▶ _RECORD EXTRACTS_
(begin)

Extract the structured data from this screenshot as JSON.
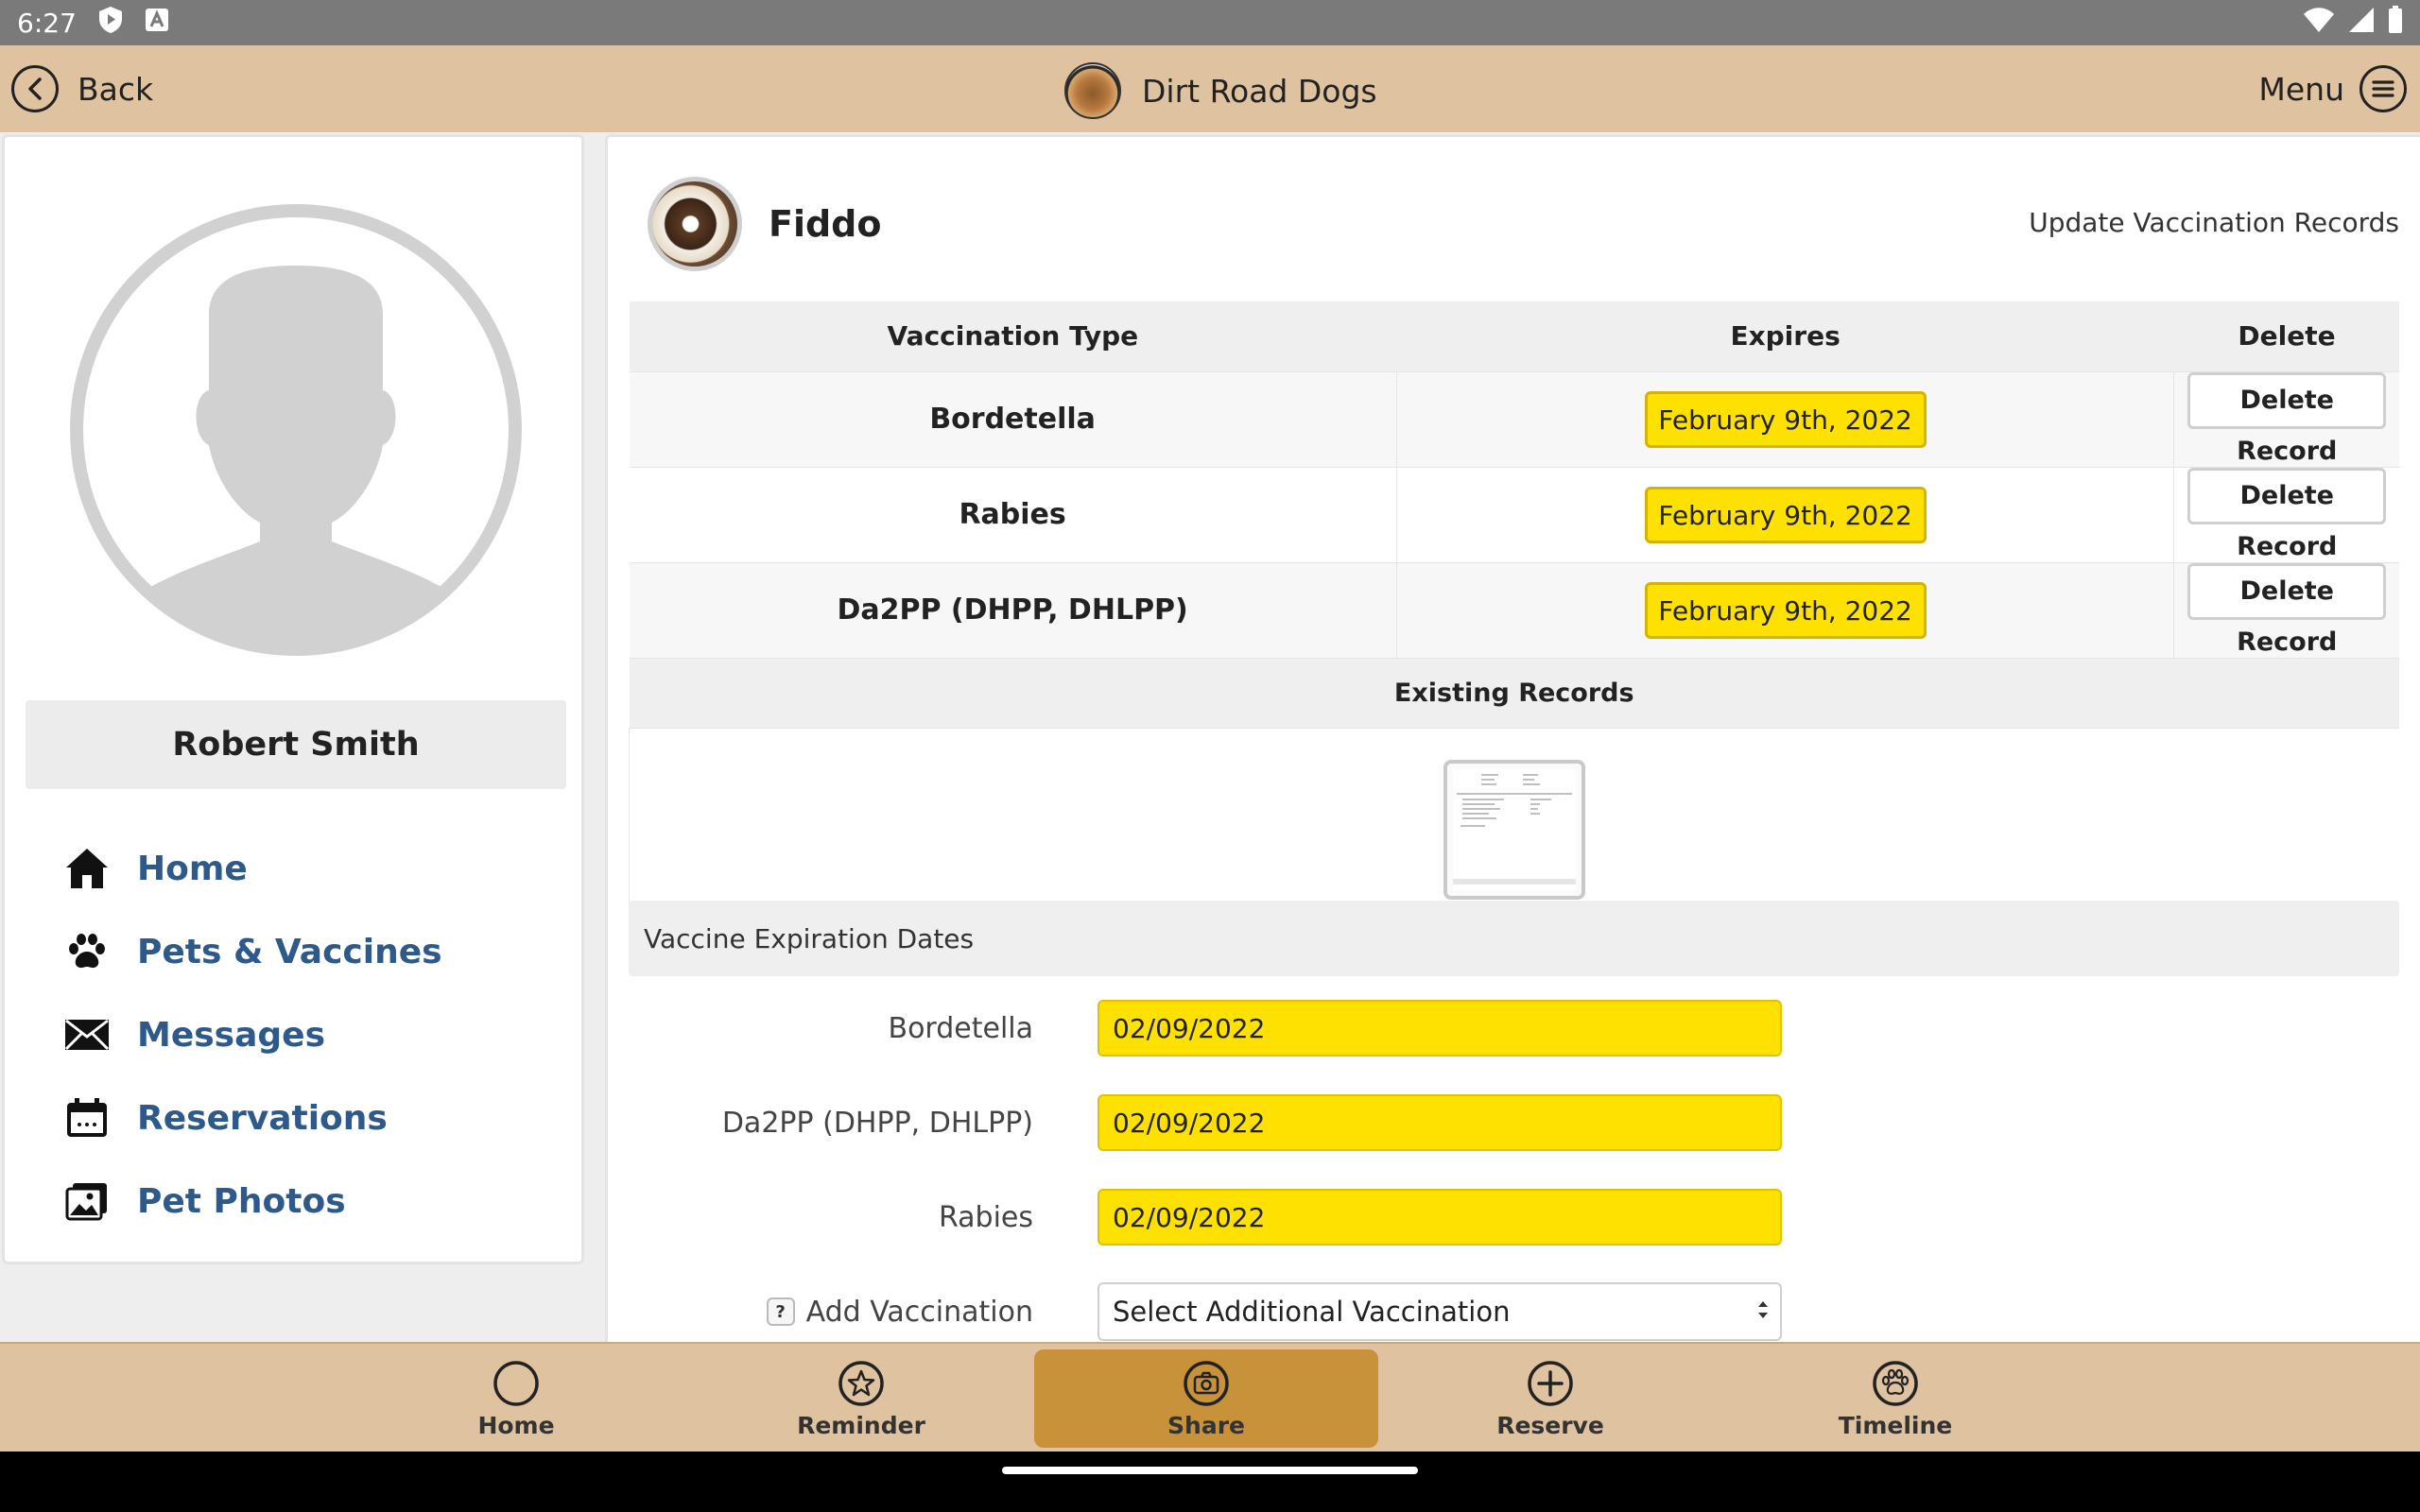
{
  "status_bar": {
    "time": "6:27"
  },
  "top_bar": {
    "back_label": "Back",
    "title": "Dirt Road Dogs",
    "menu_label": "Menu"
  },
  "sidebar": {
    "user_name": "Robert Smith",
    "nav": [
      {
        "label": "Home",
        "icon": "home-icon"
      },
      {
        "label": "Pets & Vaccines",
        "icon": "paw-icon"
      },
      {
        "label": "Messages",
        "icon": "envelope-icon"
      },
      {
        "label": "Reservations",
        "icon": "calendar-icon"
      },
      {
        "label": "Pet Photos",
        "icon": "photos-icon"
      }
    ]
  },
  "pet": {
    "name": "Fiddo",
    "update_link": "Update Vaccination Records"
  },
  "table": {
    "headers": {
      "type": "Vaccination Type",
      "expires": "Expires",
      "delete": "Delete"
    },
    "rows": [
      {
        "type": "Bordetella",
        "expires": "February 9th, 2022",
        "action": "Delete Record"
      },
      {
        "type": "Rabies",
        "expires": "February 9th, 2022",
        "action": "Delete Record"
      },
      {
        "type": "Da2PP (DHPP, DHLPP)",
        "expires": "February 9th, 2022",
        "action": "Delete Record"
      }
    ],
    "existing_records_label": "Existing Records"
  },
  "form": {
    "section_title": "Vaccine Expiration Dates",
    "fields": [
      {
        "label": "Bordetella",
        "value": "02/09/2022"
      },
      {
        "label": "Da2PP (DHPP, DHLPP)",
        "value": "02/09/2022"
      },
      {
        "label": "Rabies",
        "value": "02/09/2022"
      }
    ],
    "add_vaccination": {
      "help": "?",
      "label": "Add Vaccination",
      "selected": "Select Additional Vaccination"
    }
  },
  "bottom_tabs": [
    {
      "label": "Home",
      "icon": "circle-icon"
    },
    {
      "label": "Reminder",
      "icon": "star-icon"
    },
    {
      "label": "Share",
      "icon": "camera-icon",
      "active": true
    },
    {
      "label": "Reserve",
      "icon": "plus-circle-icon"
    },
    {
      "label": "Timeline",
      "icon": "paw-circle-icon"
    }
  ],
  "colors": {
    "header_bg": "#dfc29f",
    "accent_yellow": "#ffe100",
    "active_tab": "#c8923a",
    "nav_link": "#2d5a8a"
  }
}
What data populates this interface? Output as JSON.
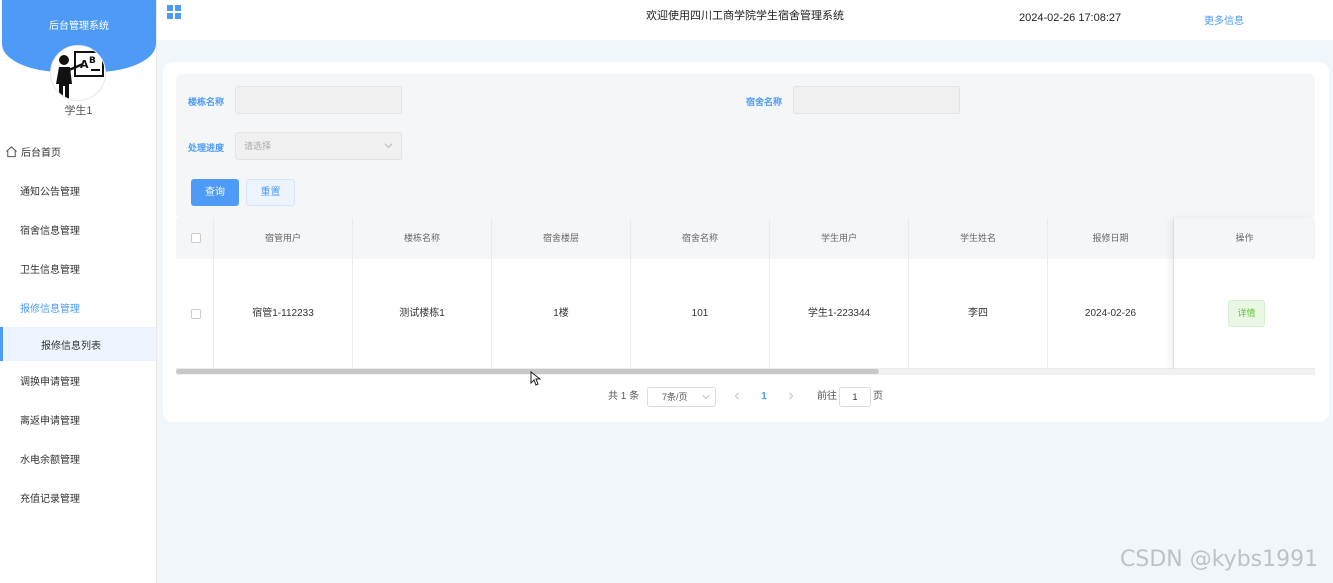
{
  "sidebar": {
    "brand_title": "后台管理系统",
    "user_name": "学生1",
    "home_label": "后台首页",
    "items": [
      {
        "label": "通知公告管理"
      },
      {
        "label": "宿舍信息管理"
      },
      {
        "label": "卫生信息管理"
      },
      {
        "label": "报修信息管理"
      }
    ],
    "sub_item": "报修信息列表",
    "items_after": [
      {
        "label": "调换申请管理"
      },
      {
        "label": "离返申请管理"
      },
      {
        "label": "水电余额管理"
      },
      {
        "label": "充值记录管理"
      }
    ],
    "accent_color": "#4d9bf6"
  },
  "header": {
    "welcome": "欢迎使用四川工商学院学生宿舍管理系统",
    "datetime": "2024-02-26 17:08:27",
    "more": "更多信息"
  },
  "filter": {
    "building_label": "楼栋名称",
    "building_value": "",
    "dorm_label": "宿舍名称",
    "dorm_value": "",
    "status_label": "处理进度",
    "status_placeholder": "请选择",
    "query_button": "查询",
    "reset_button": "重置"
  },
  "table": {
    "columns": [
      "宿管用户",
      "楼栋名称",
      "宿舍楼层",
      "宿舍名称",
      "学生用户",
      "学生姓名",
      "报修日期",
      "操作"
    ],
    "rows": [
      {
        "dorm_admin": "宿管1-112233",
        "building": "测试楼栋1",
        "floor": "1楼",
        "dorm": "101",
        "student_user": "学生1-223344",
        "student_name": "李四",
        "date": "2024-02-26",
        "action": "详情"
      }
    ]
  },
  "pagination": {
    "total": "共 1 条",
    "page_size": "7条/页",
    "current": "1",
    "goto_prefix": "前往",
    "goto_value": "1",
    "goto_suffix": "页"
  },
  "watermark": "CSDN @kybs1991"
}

(end)

▶ _WHAT THE TASK REQUIRES_
Set each line of the records down exactly, leaving every picture out.

▶ _ANSWER BELOW_
Extract the structured data from this screenshot as JSON.
{
  "status_bar": {
    "time": "6:27"
  },
  "top_bar": {
    "back_label": "Back",
    "title": "Dirt Road Dogs",
    "menu_label": "Menu"
  },
  "sidebar": {
    "user_name": "Robert Smith",
    "nav": [
      {
        "label": "Home",
        "icon": "home-icon"
      },
      {
        "label": "Pets & Vaccines",
        "icon": "paw-icon"
      },
      {
        "label": "Messages",
        "icon": "envelope-icon"
      },
      {
        "label": "Reservations",
        "icon": "calendar-icon"
      },
      {
        "label": "Pet Photos",
        "icon": "photos-icon"
      }
    ]
  },
  "pet": {
    "name": "Fiddo",
    "update_link": "Update Vaccination Records"
  },
  "table": {
    "headers": {
      "type": "Vaccination Type",
      "expires": "Expires",
      "delete": "Delete"
    },
    "rows": [
      {
        "type": "Bordetella",
        "expires": "February 9th, 2022",
        "action": "Delete Record"
      },
      {
        "type": "Rabies",
        "expires": "February 9th, 2022",
        "action": "Delete Record"
      },
      {
        "type": "Da2PP (DHPP, DHLPP)",
        "expires": "February 9th, 2022",
        "action": "Delete Record"
      }
    ],
    "existing_records_label": "Existing Records"
  },
  "form": {
    "section_title": "Vaccine Expiration Dates",
    "fields": [
      {
        "label": "Bordetella",
        "value": "02/09/2022"
      },
      {
        "label": "Da2PP (DHPP, DHLPP)",
        "value": "02/09/2022"
      },
      {
        "label": "Rabies",
        "value": "02/09/2022"
      }
    ],
    "add_vaccination": {
      "help": "?",
      "label": "Add Vaccination",
      "selected": "Select Additional Vaccination"
    }
  },
  "bottom_tabs": [
    {
      "label": "Home",
      "icon": "circle-icon"
    },
    {
      "label": "Reminder",
      "icon": "star-icon"
    },
    {
      "label": "Share",
      "icon": "camera-icon",
      "active": true
    },
    {
      "label": "Reserve",
      "icon": "plus-circle-icon"
    },
    {
      "label": "Timeline",
      "icon": "paw-circle-icon"
    }
  ],
  "colors": {
    "header_bg": "#dfc29f",
    "accent_yellow": "#ffe100",
    "active_tab": "#c8923a",
    "nav_link": "#2d5a8a"
  }
}
What data populates this interface? Output as JSON.
{
  "sidebar": {
    "brand_title": "后台管理系统",
    "user_name": "学生1",
    "home_label": "后台首页",
    "items": [
      {
        "label": "通知公告管理"
      },
      {
        "label": "宿舍信息管理"
      },
      {
        "label": "卫生信息管理"
      },
      {
        "label": "报修信息管理"
      }
    ],
    "sub_item": "报修信息列表",
    "items_after": [
      {
        "label": "调换申请管理"
      },
      {
        "label": "离返申请管理"
      },
      {
        "label": "水电余额管理"
      },
      {
        "label": "充值记录管理"
      }
    ],
    "accent_color": "#4d9bf6"
  },
  "header": {
    "welcome": "欢迎使用四川工商学院学生宿舍管理系统",
    "datetime": "2024-02-26 17:08:27",
    "more": "更多信息"
  },
  "filter": {
    "building_label": "楼栋名称",
    "building_value": "",
    "dorm_label": "宿舍名称",
    "dorm_value": "",
    "status_label": "处理进度",
    "status_placeholder": "请选择",
    "query_button": "查询",
    "reset_button": "重置"
  },
  "table": {
    "columns": [
      "宿管用户",
      "楼栋名称",
      "宿舍楼层",
      "宿舍名称",
      "学生用户",
      "学生姓名",
      "报修日期",
      "操作"
    ],
    "rows": [
      {
        "dorm_admin": "宿管1-112233",
        "building": "测试楼栋1",
        "floor": "1楼",
        "dorm": "101",
        "student_user": "学生1-223344",
        "student_name": "李四",
        "date": "2024-02-26",
        "action": "详情"
      }
    ]
  },
  "pagination": {
    "total": "共 1 条",
    "page_size": "7条/页",
    "current": "1",
    "goto_prefix": "前往",
    "goto_value": "1",
    "goto_suffix": "页"
  },
  "watermark": "CSDN @kybs1991"
}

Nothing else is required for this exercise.